- Task to carry out:
Find each line holding "JSON" and copy it out.

- The records:

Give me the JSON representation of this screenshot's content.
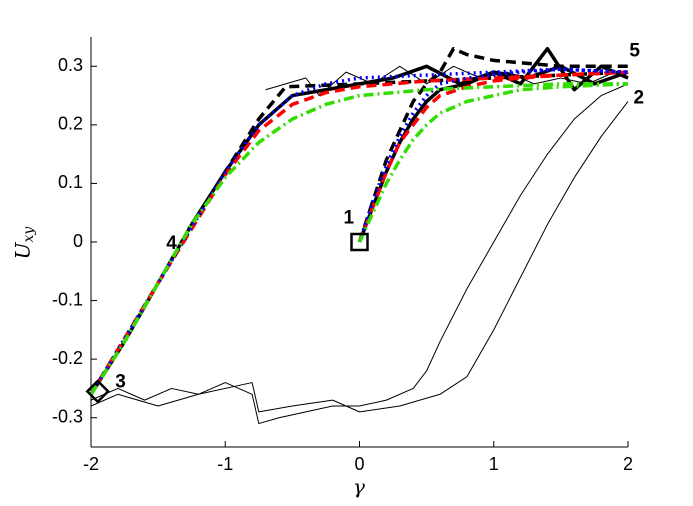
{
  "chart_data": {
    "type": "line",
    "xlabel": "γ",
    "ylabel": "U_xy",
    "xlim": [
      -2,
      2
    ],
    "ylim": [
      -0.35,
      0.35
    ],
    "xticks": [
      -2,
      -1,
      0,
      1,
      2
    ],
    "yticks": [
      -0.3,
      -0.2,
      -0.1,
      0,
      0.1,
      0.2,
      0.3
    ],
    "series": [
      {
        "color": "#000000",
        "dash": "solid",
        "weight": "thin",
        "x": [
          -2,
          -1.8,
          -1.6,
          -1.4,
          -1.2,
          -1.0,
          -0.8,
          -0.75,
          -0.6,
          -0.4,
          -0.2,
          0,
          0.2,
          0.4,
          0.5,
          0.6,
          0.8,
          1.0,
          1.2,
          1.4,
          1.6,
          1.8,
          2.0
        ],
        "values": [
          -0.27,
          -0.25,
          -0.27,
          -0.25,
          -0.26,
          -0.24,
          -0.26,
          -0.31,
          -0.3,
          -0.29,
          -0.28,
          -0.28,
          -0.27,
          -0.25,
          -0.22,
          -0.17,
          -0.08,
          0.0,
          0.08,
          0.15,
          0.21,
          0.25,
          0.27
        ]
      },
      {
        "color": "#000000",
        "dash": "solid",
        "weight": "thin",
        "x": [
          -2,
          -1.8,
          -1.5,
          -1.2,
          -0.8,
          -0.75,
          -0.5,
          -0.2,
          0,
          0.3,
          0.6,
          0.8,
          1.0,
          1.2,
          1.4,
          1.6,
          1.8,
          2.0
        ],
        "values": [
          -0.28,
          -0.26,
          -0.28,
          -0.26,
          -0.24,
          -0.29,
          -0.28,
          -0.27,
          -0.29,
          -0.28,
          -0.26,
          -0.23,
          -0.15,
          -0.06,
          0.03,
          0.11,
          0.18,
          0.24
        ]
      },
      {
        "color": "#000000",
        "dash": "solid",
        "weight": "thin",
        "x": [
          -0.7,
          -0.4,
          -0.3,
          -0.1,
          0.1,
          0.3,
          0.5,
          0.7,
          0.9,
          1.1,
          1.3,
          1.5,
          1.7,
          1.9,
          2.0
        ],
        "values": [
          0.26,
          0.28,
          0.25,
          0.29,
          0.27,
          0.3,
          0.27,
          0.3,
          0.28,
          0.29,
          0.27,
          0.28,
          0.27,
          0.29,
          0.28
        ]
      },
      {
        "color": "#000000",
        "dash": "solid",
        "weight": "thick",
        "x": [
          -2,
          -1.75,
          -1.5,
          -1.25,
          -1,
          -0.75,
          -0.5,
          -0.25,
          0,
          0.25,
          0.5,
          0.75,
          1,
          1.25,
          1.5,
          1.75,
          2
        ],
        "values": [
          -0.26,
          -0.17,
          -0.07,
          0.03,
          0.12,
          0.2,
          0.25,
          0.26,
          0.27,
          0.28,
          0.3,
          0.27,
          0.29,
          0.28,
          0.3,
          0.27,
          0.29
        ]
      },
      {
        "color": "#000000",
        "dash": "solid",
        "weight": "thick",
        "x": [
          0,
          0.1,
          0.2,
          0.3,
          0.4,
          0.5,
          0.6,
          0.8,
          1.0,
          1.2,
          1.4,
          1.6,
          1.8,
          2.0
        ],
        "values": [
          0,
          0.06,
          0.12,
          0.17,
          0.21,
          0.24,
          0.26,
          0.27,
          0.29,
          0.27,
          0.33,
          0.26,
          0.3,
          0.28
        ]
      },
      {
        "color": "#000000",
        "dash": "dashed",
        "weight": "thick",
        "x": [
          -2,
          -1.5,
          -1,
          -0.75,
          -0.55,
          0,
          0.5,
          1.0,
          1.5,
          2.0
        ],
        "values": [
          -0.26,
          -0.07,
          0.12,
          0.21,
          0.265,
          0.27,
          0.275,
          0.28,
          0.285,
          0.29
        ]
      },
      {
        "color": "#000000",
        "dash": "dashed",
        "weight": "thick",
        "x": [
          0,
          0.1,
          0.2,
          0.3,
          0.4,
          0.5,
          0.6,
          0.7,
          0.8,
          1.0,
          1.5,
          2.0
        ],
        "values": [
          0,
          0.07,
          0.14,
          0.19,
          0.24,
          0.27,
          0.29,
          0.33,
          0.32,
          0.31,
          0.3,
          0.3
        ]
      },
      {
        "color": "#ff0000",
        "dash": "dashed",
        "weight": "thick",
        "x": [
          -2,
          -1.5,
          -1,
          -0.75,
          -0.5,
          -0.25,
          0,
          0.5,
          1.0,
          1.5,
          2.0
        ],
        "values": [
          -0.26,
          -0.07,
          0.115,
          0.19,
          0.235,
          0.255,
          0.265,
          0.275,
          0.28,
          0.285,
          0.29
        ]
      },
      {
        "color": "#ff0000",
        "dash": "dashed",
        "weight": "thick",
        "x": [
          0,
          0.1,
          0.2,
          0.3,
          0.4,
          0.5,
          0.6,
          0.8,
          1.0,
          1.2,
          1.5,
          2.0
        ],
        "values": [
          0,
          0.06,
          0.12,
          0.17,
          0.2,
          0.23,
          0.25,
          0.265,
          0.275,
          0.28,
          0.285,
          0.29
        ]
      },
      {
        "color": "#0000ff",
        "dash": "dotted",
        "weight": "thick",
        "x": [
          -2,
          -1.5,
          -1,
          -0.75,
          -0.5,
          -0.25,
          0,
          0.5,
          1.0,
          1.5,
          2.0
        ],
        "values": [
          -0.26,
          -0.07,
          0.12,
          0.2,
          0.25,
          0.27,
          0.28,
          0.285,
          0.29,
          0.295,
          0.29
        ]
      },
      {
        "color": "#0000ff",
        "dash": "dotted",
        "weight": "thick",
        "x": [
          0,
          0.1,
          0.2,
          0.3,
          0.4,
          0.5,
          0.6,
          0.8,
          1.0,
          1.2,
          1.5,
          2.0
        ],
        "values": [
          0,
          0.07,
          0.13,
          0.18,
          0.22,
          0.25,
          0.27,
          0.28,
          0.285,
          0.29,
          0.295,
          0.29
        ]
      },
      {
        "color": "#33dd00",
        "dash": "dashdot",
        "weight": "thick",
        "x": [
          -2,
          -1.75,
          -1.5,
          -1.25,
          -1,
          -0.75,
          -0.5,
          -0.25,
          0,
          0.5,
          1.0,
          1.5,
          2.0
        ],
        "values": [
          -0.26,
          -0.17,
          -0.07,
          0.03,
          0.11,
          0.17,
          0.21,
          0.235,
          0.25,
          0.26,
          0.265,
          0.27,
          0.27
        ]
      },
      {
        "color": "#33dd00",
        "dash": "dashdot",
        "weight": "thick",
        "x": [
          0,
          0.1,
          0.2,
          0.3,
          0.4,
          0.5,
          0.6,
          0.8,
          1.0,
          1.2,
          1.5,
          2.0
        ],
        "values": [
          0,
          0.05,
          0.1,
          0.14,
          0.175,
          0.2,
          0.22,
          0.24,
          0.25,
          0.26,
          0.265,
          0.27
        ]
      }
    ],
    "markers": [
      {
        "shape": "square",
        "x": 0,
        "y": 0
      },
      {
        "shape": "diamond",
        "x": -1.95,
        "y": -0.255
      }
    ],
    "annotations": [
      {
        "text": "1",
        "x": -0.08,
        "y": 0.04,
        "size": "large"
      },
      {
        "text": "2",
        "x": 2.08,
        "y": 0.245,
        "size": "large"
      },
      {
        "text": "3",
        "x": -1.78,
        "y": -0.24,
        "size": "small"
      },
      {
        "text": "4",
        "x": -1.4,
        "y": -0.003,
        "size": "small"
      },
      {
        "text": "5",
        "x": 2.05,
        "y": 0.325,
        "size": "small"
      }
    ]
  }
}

--

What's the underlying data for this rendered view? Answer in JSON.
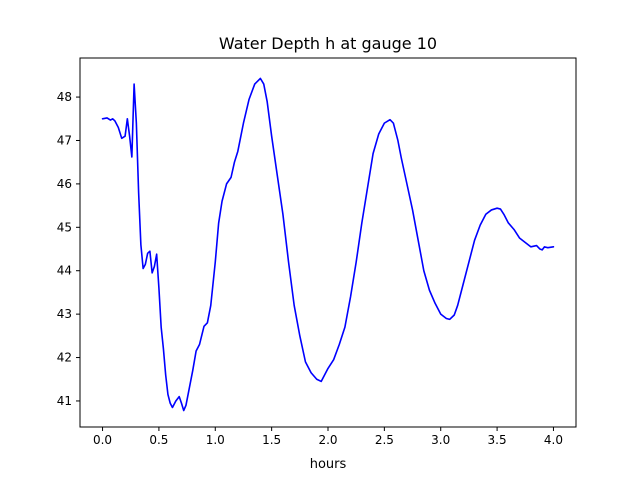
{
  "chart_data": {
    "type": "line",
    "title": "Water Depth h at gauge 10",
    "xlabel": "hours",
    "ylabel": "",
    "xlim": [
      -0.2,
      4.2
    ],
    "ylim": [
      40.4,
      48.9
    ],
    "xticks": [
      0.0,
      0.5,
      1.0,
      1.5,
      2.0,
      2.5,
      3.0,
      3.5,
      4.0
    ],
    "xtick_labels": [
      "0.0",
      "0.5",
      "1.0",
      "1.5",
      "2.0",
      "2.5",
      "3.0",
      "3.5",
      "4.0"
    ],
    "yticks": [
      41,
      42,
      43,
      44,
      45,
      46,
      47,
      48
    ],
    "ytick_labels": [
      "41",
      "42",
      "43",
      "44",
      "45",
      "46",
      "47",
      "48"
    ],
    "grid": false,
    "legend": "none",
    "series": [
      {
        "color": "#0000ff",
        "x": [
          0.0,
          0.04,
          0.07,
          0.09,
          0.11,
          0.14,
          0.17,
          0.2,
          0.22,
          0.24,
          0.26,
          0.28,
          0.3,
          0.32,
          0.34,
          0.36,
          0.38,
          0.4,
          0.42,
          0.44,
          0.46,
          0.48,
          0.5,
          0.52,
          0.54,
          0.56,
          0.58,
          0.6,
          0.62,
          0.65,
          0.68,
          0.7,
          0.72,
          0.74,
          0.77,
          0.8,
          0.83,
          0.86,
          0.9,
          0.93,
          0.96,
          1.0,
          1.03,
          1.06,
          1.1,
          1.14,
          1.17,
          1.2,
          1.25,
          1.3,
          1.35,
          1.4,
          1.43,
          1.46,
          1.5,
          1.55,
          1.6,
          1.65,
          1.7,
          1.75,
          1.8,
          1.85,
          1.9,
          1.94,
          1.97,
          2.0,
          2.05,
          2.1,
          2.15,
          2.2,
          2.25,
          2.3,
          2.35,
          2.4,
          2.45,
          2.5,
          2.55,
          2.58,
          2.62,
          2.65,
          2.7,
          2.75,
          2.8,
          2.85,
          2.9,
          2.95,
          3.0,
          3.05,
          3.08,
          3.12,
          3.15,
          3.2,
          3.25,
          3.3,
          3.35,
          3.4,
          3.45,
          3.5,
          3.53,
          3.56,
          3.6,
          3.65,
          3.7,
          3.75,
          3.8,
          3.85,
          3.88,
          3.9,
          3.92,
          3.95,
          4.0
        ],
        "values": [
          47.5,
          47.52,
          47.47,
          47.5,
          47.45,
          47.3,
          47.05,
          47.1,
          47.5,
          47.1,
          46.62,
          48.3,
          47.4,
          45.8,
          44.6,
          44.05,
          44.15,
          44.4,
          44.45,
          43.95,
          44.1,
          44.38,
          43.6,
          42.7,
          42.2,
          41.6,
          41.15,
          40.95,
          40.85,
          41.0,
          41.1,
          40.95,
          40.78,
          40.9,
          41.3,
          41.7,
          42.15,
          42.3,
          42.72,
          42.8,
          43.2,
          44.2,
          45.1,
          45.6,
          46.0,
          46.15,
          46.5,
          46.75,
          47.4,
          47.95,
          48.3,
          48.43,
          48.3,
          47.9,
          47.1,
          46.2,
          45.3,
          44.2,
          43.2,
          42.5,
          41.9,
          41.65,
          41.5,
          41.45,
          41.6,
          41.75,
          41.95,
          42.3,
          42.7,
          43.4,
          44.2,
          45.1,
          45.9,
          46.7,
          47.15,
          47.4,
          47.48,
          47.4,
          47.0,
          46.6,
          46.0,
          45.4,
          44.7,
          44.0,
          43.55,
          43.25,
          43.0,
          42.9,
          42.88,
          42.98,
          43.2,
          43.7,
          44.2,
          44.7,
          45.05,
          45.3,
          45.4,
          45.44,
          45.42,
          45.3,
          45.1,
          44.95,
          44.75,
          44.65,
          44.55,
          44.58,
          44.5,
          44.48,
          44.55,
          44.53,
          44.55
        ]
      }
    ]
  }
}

- Solution to this problem:
Give me the JSON representation of this screenshot's content.
What's the underlying data for this rendered view? Answer in JSON.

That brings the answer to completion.